(begin)

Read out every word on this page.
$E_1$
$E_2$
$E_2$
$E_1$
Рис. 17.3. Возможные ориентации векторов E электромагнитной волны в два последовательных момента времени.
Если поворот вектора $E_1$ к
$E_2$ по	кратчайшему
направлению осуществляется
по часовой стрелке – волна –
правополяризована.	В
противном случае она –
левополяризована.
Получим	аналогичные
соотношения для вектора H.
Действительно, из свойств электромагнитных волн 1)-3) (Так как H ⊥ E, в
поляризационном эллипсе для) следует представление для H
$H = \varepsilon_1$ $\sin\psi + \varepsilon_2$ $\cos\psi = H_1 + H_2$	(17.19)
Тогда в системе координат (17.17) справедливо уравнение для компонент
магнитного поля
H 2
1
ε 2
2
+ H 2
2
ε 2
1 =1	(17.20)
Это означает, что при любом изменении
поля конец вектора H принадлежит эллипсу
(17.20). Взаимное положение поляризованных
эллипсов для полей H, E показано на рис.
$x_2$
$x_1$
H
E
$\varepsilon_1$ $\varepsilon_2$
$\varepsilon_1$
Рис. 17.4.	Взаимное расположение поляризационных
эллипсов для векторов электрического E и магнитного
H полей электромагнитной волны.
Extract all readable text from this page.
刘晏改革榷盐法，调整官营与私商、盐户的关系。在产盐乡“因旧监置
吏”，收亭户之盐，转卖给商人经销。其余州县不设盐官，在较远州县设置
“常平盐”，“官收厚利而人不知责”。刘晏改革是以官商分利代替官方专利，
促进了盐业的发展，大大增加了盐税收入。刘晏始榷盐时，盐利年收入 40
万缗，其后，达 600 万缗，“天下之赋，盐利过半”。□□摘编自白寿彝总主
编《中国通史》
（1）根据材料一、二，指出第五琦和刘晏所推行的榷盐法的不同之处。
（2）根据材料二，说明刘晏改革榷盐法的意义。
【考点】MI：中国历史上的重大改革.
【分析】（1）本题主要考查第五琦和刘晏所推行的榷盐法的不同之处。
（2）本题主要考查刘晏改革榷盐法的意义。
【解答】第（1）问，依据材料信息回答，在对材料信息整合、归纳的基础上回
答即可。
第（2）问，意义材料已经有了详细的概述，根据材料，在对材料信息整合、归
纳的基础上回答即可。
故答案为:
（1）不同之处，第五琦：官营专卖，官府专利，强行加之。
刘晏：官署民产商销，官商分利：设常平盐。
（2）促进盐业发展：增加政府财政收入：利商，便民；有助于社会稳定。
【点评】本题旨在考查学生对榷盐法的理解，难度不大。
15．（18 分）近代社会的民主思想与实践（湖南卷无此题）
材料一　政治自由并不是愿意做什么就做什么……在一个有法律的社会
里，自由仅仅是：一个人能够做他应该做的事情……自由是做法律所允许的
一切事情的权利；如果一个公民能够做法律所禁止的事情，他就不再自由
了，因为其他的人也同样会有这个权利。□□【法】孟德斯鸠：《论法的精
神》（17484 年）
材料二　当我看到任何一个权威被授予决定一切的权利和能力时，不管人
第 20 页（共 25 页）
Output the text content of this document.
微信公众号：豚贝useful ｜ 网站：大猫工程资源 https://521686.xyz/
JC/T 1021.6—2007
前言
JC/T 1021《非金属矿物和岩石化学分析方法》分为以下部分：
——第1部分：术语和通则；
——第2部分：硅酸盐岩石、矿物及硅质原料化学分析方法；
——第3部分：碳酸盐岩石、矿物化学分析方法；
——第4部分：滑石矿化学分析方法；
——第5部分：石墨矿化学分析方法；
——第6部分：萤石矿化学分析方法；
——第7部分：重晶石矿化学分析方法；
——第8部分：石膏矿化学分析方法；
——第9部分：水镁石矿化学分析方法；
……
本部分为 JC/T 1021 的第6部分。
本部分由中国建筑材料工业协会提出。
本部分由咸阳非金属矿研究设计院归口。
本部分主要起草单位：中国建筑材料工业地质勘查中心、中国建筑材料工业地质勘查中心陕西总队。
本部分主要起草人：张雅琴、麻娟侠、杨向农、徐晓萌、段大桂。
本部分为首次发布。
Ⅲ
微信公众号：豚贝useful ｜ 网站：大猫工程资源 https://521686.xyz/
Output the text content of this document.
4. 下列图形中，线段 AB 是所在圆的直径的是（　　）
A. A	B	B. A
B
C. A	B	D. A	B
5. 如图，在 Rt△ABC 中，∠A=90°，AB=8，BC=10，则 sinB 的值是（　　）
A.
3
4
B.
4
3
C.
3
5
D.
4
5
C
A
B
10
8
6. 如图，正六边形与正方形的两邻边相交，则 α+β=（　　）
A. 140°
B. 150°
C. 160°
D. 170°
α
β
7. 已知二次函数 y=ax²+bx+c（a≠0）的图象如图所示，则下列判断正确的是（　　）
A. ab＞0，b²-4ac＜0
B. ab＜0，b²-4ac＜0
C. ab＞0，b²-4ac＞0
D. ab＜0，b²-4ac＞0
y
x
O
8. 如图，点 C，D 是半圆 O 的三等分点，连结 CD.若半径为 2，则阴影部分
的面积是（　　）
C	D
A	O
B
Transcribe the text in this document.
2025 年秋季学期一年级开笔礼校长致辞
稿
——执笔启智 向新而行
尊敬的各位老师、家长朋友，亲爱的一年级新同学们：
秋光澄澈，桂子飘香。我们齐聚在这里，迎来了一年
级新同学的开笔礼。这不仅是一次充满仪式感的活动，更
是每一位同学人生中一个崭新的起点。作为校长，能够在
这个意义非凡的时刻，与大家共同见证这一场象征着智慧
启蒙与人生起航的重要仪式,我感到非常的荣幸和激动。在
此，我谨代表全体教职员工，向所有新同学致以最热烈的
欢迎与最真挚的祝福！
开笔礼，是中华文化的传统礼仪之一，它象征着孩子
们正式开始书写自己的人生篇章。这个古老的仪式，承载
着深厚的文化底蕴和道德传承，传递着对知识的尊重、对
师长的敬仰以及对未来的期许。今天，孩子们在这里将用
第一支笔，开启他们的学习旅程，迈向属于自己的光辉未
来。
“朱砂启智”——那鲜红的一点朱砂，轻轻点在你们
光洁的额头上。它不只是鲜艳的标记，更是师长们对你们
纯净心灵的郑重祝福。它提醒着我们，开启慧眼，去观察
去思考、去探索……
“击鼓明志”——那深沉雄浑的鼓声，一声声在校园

(end)

Can you reproduce all the material exactly?

Read out every word on this page.
$E_1$
$E_2$
$E_2$
$E_1$
Рис. 17.3. Возможные ориентации векторов E электромагнитной волны в два последовательных момента времени.
Если поворот вектора $E_1$ к
$E_2$ по	кратчайшему
направлению осуществляется
по часовой стрелке – волна –
правополяризована.	В
противном случае она –
левополяризована.
Получим	аналогичные
соотношения для вектора H.
Действительно, из свойств электромагнитных волн 1)-3) (Так как H ⊥ E, в
поляризационном эллипсе для) следует представление для H
$H = \varepsilon_1$ $\sin\psi + \varepsilon_2$ $\cos\psi = H_1 + H_2$	(17.19)
Тогда в системе координат (17.17) справедливо уравнение для компонент
магнитного поля
H 2
1
ε 2
2
+ H 2
2
ε 2
1 =1	(17.20)
Это означает, что при любом изменении
поля конец вектора H принадлежит эллипсу
(17.20). Взаимное положение поляризованных
эллипсов для полей H, E показано на рис.
$x_2$
$x_1$
H
E
$\varepsilon_1$ $\varepsilon_2$
$\varepsilon_1$
Рис. 17.4.	Взаимное расположение поляризационных
эллипсов для векторов электрического E и магнитного
H полей электромагнитной волны.
Extract all readable text from this page.
刘晏改革榷盐法，调整官营与私商、盐户的关系。在产盐乡“因旧监置
吏”，收亭户之盐，转卖给商人经销。其余州县不设盐官，在较远州县设置
“常平盐”，“官收厚利而人不知责”。刘晏改革是以官商分利代替官方专利，
促进了盐业的发展，大大增加了盐税收入。刘晏始榷盐时，盐利年收入 40
万缗，其后，达 600 万缗，“天下之赋，盐利过半”。□□摘编自白寿彝总主
编《中国通史》
（1）根据材料一、二，指出第五琦和刘晏所推行的榷盐法的不同之处。
（2）根据材料二，说明刘晏改革榷盐法的意义。
【考点】MI：中国历史上的重大改革.
【分析】（1）本题主要考查第五琦和刘晏所推行的榷盐法的不同之处。
（2）本题主要考查刘晏改革榷盐法的意义。
【解答】第（1）问，依据材料信息回答，在对材料信息整合、归纳的基础上回
答即可。
第（2）问，意义材料已经有了详细的概述，根据材料，在对材料信息整合、归
纳的基础上回答即可。
故答案为:
（1）不同之处，第五琦：官营专卖，官府专利，强行加之。
刘晏：官署民产商销，官商分利：设常平盐。
（2）促进盐业发展：增加政府财政收入：利商，便民；有助于社会稳定。
【点评】本题旨在考查学生对榷盐法的理解，难度不大。
15．（18 分）近代社会的民主思想与实践（湖南卷无此题）
材料一　政治自由并不是愿意做什么就做什么……在一个有法律的社会
里，自由仅仅是：一个人能够做他应该做的事情……自由是做法律所允许的
一切事情的权利；如果一个公民能够做法律所禁止的事情，他就不再自由
了，因为其他的人也同样会有这个权利。□□【法】孟德斯鸠：《论法的精
神》（17484 年）
材料二　当我看到任何一个权威被授予决定一切的权利和能力时，不管人
第 20 页（共 25 页）
Output the text content of this document.
微信公众号：豚贝useful ｜ 网站：大猫工程资源 https://521686.xyz/
JC/T 1021.6—2007
前言
JC/T 1021《非金属矿物和岩石化学分析方法》分为以下部分：
——第1部分：术语和通则；
——第2部分：硅酸盐岩石、矿物及硅质原料化学分析方法；
——第3部分：碳酸盐岩石、矿物化学分析方法；
——第4部分：滑石矿化学分析方法；
——第5部分：石墨矿化学分析方法；
——第6部分：萤石矿化学分析方法；
——第7部分：重晶石矿化学分析方法；
——第8部分：石膏矿化学分析方法；
——第9部分：水镁石矿化学分析方法；
……
本部分为 JC/T 1021 的第6部分。
本部分由中国建筑材料工业协会提出。
本部分由咸阳非金属矿研究设计院归口。
本部分主要起草单位：中国建筑材料工业地质勘查中心、中国建筑材料工业地质勘查中心陕西总队。
本部分主要起草人：张雅琴、麻娟侠、杨向农、徐晓萌、段大桂。
本部分为首次发布。
Ⅲ
微信公众号：豚贝useful ｜ 网站：大猫工程资源 https://521686.xyz/
Output the text content of this document.
4. 下列图形中，线段 AB 是所在圆的直径的是（　　）
A. A	B	B. A
B
C. A	B	D. A	B
5. 如图，在 Rt△ABC 中，∠A=90°，AB=8，BC=10，则 sinB 的值是（　　）
A.
3
4
B.
4
3
C.
3
5
D.
4
5
C
A
B
10
8
6. 如图，正六边形与正方形的两邻边相交，则 α+β=（　　）
A. 140°
B. 150°
C. 160°
D. 170°
α
β
7. 已知二次函数 y=ax²+bx+c（a≠0）的图象如图所示，则下列判断正确的是（　　）
A. ab＞0，b²-4ac＜0
B. ab＜0，b²-4ac＜0
C. ab＞0，b²-4ac＞0
D. ab＜0，b²-4ac＞0
y
x
O
8. 如图，点 C，D 是半圆 O 的三等分点，连结 CD.若半径为 2，则阴影部分
的面积是（　　）
C	D
A	O
B
Transcribe the text in this document.
2025 年秋季学期一年级开笔礼校长致辞
稿
——执笔启智 向新而行
尊敬的各位老师、家长朋友，亲爱的一年级新同学们：
秋光澄澈，桂子飘香。我们齐聚在这里，迎来了一年
级新同学的开笔礼。这不仅是一次充满仪式感的活动，更
是每一位同学人生中一个崭新的起点。作为校长，能够在
这个意义非凡的时刻，与大家共同见证这一场象征着智慧
启蒙与人生起航的重要仪式,我感到非常的荣幸和激动。在
此，我谨代表全体教职员工，向所有新同学致以最热烈的
欢迎与最真挚的祝福！
开笔礼，是中华文化的传统礼仪之一，它象征着孩子
们正式开始书写自己的人生篇章。这个古老的仪式，承载
着深厚的文化底蕴和道德传承，传递着对知识的尊重、对
师长的敬仰以及对未来的期许。今天，孩子们在这里将用
第一支笔，开启他们的学习旅程，迈向属于自己的光辉未
来。
“朱砂启智”——那鲜红的一点朱砂，轻轻点在你们
光洁的额头上。它不只是鲜艳的标记，更是师长们对你们
纯净心灵的郑重祝福。它提醒着我们，开启慧眼，去观察
去思考、去探索……
“击鼓明志”——那深沉雄浑的鼓声，一声声在校园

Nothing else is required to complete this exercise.